*Required actions*.
1. Translate into Spanish the following sentence from the pipeline design problem: "Design an automated continuous training pipeline that keeps models fresh without sacrificing reliability."
2. Using the pipeline design problem, answer each question briefly:
(a) At which companies is the problem said to have been asked?
(b) For how many hours was a production model degraded before the error was caught?
(c) How many models are to be continuously trained?
3. Extend the pipeline design problem, picking up after its final line on training compute.

*Document text*.
◆ ◆ ◆
Tech Abstractions
MLOps·ML System Design·Hard

Design a Continuous Training Pipeline

Asked at Netflix, Spotify, Uber

Your team manually retrains ML models every 2-3 weeks, which causes two problems: model performance degrades noticeably between retraining cycles as data drifts, and the manual process is error-prone — a recent retraining accidentally used stale features and degraded a production model for 4 hours before being caught. Design an automated continuous training pipeline that keeps models fresh without sacrificing reliability.

Scale Requirements

  • 50 models to be continuously trained, each with different data sources and retraining cadences
  • Training data volumes: 1GB to 500GB per model per training run
  • Training compute: mix of CPU (gradient boosting, scikit-learn) and GPU (deep learning, transformers)
◆ ◆ ◆
Page layout parsing data:
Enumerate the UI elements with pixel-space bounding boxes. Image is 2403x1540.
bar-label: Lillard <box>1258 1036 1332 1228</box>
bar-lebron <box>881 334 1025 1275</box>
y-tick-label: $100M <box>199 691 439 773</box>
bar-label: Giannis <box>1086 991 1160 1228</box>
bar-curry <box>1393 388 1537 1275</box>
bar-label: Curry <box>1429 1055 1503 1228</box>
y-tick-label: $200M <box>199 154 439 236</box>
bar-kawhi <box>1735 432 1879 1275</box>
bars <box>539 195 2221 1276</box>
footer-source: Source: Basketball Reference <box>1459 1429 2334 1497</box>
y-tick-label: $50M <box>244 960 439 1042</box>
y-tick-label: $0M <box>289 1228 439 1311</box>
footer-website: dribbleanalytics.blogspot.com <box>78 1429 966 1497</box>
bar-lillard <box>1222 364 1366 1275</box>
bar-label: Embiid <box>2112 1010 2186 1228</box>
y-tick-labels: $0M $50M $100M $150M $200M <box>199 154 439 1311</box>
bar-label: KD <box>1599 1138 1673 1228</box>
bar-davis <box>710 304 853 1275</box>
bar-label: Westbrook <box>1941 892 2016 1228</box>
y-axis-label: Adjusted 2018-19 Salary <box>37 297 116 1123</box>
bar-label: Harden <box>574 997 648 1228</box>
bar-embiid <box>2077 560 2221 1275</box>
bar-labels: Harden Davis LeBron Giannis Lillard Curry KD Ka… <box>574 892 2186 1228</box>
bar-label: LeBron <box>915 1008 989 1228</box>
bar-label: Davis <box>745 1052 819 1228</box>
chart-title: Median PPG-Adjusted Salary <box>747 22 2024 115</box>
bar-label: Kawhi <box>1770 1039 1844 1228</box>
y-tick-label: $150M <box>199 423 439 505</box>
◆ ◆ ◆
*Answers given*.
1. Diseñe un pipeline de entrenamiento continuo automatizado que mantenga los modelos actualizados sin sacrificar la fiabilidad.

2.
(a) Netflix, Spotify and Uber
(b) 4 hours
(c) 50 models

3.
  • New training data arrives continuously — 10TB/day total across all models
  • Maximum acceptable time from "model needs retraining" to "new model in production": 4 hours

Design Requirements

  1. Design the trigger mechanism — what events should trigger a retraining run?
  2. Design the automated training data generation pipeline.
  3. Design the model validation and deployment gating system.
  4. Design how this integrates with experiment tracking and model registry.
  5. Explain your failure recovery strategy — what if a retraining produces a worse model?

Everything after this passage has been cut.